Can you print every record below exactly as written?
○ ○ ○ ○ ○ ○ ○
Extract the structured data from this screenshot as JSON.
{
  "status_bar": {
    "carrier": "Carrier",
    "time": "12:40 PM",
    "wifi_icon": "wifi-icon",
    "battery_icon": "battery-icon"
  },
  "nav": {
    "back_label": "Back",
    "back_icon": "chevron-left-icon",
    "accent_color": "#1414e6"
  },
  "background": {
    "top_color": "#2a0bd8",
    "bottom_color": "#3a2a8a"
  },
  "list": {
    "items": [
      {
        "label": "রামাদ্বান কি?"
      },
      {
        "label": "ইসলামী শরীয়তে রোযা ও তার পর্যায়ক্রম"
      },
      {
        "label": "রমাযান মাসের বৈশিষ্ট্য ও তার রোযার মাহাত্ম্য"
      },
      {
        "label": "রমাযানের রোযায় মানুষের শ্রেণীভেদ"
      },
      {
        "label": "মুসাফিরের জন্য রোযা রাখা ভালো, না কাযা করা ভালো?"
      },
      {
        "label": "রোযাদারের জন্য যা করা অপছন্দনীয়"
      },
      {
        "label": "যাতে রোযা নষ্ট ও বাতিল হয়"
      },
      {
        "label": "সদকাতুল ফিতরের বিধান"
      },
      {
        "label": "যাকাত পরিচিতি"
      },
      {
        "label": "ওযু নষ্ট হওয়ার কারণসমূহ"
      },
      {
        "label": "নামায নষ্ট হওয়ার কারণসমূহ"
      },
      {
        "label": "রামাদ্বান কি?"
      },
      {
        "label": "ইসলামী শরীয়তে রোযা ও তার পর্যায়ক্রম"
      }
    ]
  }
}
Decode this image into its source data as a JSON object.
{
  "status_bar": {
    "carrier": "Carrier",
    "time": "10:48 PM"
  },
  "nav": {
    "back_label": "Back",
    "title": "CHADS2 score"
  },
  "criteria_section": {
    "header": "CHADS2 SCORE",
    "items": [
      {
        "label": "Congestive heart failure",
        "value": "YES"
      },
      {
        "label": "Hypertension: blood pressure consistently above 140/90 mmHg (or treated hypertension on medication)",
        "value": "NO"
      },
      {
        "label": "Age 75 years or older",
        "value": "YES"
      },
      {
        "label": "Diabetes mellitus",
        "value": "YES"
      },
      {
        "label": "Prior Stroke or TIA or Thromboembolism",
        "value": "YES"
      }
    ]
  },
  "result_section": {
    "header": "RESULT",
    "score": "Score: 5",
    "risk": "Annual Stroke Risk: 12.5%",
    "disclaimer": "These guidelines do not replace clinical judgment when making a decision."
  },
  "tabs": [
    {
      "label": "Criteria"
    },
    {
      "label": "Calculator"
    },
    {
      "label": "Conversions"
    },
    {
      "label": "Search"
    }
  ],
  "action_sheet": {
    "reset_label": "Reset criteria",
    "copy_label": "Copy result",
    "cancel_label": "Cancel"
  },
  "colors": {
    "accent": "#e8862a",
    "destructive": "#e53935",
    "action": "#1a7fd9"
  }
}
○ ○ ○ ○ ○ ○ ○
SOLUTION BELOW:
Extract the structured data from this screenshot as JSON.
{
  "status_bar": {
    "carrier": "Carrier",
    "time": "12:40 PM",
    "wifi_icon": "wifi-icon",
    "battery_icon": "battery-icon"
  },
  "nav": {
    "back_label": "Back",
    "back_icon": "chevron-left-icon",
    "accent_color": "#1414e6"
  },
  "background": {
    "top_color": "#2a0bd8",
    "bottom_color": "#3a2a8a"
  },
  "list": {
    "items": [
      {
        "label": "রামাদ্বান কি?"
      },
      {
        "label": "ইসলামী শরীয়তে রোযা ও তার পর্যায়ক্রম"
      },
      {
        "label": "রমাযান মাসের বৈশিষ্ট্য ও তার রোযার মাহাত্ম্য"
      },
      {
        "label": "রমাযানের রোযায় মানুষের শ্রেণীভেদ"
      },
      {
        "label": "মুসাফিরের জন্য রোযা রাখা ভালো, না কাযা করা ভালো?"
      },
      {
        "label": "রোযাদারের জন্য যা করা অপছন্দনীয়"
      },
      {
        "label": "যাতে রোযা নষ্ট ও বাতিল হয়"
      },
      {
        "label": "সদকাতুল ফিতরের বিধান"
      },
      {
        "label": "যাকাত পরিচিতি"
      },
      {
        "label": "ওযু নষ্ট হওয়ার কারণসমূহ"
      },
      {
        "label": "নামায নষ্ট হওয়ার কারণসমূহ"
      },
      {
        "label": "রামাদ্বান কি?"
      },
      {
        "label": "ইসলামী শরীয়তে রোযা ও তার পর্যায়ক্রম"
      }
    ]
  }
}
Decode this image into its source data as a JSON object.
{
  "status_bar": {
    "carrier": "Carrier",
    "time": "10:48 PM"
  },
  "nav": {
    "back_label": "Back",
    "title": "CHADS2 score"
  },
  "criteria_section": {
    "header": "CHADS2 SCORE",
    "items": [
      {
        "label": "Congestive heart failure",
        "value": "YES"
      },
      {
        "label": "Hypertension: blood pressure consistently above 140/90 mmHg (or treated hypertension on medication)",
        "value": "NO"
      },
      {
        "label": "Age 75 years or older",
        "value": "YES"
      },
      {
        "label": "Diabetes mellitus",
        "value": "YES"
      },
      {
        "label": "Prior Stroke or TIA or Thromboembolism",
        "value": "YES"
      }
    ]
  },
  "result_section": {
    "header": "RESULT",
    "score": "Score: 5",
    "risk": "Annual Stroke Risk: 12.5%",
    "disclaimer": "These guidelines do not replace clinical judgment when making a decision."
  },
  "tabs": [
    {
      "label": "Criteria"
    },
    {
      "label": "Calculator"
    },
    {
      "label": "Conversions"
    },
    {
      "label": "Search"
    }
  ],
  "action_sheet": {
    "reset_label": "Reset criteria",
    "copy_label": "Copy result",
    "cancel_label": "Cancel"
  },
  "colors": {
    "accent": "#e8862a",
    "destructive": "#e53935",
    "action": "#1a7fd9"
  }
}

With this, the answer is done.